EXERCISE AIM: Given the records below, transcribe each of them exactly.
---------- RECORDS SHOWN
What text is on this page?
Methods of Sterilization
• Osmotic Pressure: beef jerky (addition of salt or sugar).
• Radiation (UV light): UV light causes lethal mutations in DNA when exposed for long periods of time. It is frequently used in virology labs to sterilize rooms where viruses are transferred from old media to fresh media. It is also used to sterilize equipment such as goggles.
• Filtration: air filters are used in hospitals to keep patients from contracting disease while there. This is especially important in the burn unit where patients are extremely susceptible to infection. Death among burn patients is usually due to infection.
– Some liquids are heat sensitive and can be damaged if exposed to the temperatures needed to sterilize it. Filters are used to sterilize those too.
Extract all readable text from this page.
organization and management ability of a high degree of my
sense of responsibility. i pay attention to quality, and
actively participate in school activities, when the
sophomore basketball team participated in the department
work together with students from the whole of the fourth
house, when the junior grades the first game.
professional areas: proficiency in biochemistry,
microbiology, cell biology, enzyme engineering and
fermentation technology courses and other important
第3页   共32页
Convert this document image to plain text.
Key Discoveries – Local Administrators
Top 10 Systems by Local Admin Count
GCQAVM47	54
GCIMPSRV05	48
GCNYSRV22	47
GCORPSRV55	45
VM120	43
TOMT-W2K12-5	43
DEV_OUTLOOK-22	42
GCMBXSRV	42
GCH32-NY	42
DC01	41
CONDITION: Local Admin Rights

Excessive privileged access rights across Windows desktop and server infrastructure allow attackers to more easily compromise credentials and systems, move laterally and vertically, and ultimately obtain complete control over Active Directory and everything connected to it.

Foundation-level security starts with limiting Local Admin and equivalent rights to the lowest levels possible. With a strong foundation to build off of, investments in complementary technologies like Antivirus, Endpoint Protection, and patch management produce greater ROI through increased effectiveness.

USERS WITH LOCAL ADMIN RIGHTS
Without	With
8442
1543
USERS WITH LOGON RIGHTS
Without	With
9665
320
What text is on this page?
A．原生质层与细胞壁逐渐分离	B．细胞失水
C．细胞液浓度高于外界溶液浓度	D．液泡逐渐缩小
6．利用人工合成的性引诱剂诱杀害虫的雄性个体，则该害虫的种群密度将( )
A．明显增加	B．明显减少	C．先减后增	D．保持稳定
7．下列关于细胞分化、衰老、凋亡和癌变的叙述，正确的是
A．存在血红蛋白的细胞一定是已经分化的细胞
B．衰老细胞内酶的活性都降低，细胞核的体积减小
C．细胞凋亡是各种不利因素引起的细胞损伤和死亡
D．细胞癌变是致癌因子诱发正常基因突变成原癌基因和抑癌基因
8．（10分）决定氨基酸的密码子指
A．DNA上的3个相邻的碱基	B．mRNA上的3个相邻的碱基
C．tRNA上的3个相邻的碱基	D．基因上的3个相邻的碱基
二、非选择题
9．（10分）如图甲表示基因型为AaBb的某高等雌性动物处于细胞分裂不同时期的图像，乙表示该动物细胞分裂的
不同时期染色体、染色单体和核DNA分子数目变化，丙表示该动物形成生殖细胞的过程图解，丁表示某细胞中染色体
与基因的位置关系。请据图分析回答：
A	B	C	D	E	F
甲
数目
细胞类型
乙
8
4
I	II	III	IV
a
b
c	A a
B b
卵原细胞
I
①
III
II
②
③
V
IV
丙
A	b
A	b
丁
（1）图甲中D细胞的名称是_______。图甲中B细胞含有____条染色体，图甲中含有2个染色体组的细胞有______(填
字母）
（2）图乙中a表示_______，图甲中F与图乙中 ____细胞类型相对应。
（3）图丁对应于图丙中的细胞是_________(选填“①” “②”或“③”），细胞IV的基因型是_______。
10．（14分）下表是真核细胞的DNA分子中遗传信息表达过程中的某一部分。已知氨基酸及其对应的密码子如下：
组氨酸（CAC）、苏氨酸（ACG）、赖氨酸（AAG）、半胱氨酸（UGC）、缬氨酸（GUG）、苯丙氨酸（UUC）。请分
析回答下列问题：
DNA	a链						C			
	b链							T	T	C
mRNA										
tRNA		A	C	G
--------------------
SOLVED EXERCISE:
What text is on this page?
Methods of Sterilization
• Osmotic Pressure: beef jerky (addition of salt or sugar).
• Radiation (UV light): UV light causes lethal mutations in DNA when exposed for long periods of time. It is frequently used in virology labs to sterilize rooms where viruses are transferred from old media to fresh media. It is also used to sterilize equipment such as goggles.
• Filtration: air filters are used in hospitals to keep patients from contracting disease while there. This is especially important in the burn unit where patients are extremely susceptible to infection. Death among burn patients is usually due to infection.
– Some liquids are heat sensitive and can be damaged if exposed to the temperatures needed to sterilize it. Filters are used to sterilize those too.
Extract all readable text from this page.
organization and management ability of a high degree of my
sense of responsibility. i pay attention to quality, and
actively participate in school activities, when the
sophomore basketball team participated in the department
work together with students from the whole of the fourth
house, when the junior grades the first game.
professional areas: proficiency in biochemistry,
microbiology, cell biology, enzyme engineering and
fermentation technology courses and other important
第3页   共32页
Convert this document image to plain text.
Key Discoveries – Local Administrators
Top 10 Systems by Local Admin Count
GCQAVM47	54
GCIMPSRV05	48
GCNYSRV22	47
GCORPSRV55	45
VM120	43
TOMT-W2K12-5	43
DEV_OUTLOOK-22	42
GCMBXSRV	42
GCH32-NY	42
DC01	41
CONDITION: Local Admin Rights

Excessive privileged access rights across Windows desktop and server infrastructure allow attackers to more easily compromise credentials and systems, move laterally and vertically, and ultimately obtain complete control over Active Directory and everything connected to it.

Foundation-level security starts with limiting Local Admin and equivalent rights to the lowest levels possible. With a strong foundation to build off of, investments in complementary technologies like Antivirus, Endpoint Protection, and patch management produce greater ROI through increased effectiveness.

USERS WITH LOCAL ADMIN RIGHTS
Without	With
8442
1543
USERS WITH LOGON RIGHTS
Without	With
9665
320
What text is on this page?
A．原生质层与细胞壁逐渐分离	B．细胞失水
C．细胞液浓度高于外界溶液浓度	D．液泡逐渐缩小
6．利用人工合成的性引诱剂诱杀害虫的雄性个体，则该害虫的种群密度将( )
A．明显增加	B．明显减少	C．先减后增	D．保持稳定
7．下列关于细胞分化、衰老、凋亡和癌变的叙述，正确的是
A．存在血红蛋白的细胞一定是已经分化的细胞
B．衰老细胞内酶的活性都降低，细胞核的体积减小
C．细胞凋亡是各种不利因素引起的细胞损伤和死亡
D．细胞癌变是致癌因子诱发正常基因突变成原癌基因和抑癌基因
8．（10分）决定氨基酸的密码子指
A．DNA上的3个相邻的碱基	B．mRNA上的3个相邻的碱基
C．tRNA上的3个相邻的碱基	D．基因上的3个相邻的碱基
二、非选择题
9．（10分）如图甲表示基因型为AaBb的某高等雌性动物处于细胞分裂不同时期的图像，乙表示该动物细胞分裂的
不同时期染色体、染色单体和核DNA分子数目变化，丙表示该动物形成生殖细胞的过程图解，丁表示某细胞中染色体
与基因的位置关系。请据图分析回答：
A	B	C	D	E	F
甲
数目
细胞类型
乙
8
4
I	II	III	IV
a
b
c	A a
B b
卵原细胞
I
①
III
II
②
③
V
IV
丙
A	b
A	b
丁
（1）图甲中D细胞的名称是_______。图甲中B细胞含有____条染色体，图甲中含有2个染色体组的细胞有______(填
字母）
（2）图乙中a表示_______，图甲中F与图乙中 ____细胞类型相对应。
（3）图丁对应于图丙中的细胞是_________(选填“①” “②”或“③”），细胞IV的基因型是_______。
10．（14分）下表是真核细胞的DNA分子中遗传信息表达过程中的某一部分。已知氨基酸及其对应的密码子如下：
组氨酸（CAC）、苏氨酸（ACG）、赖氨酸（AAG）、半胱氨酸（UGC）、缬氨酸（GUG）、苯丙氨酸（UUC）。请分
析回答下列问题：
DNA	a链						C			
	b链							T	T	C
mRNA										
tRNA		A	C	G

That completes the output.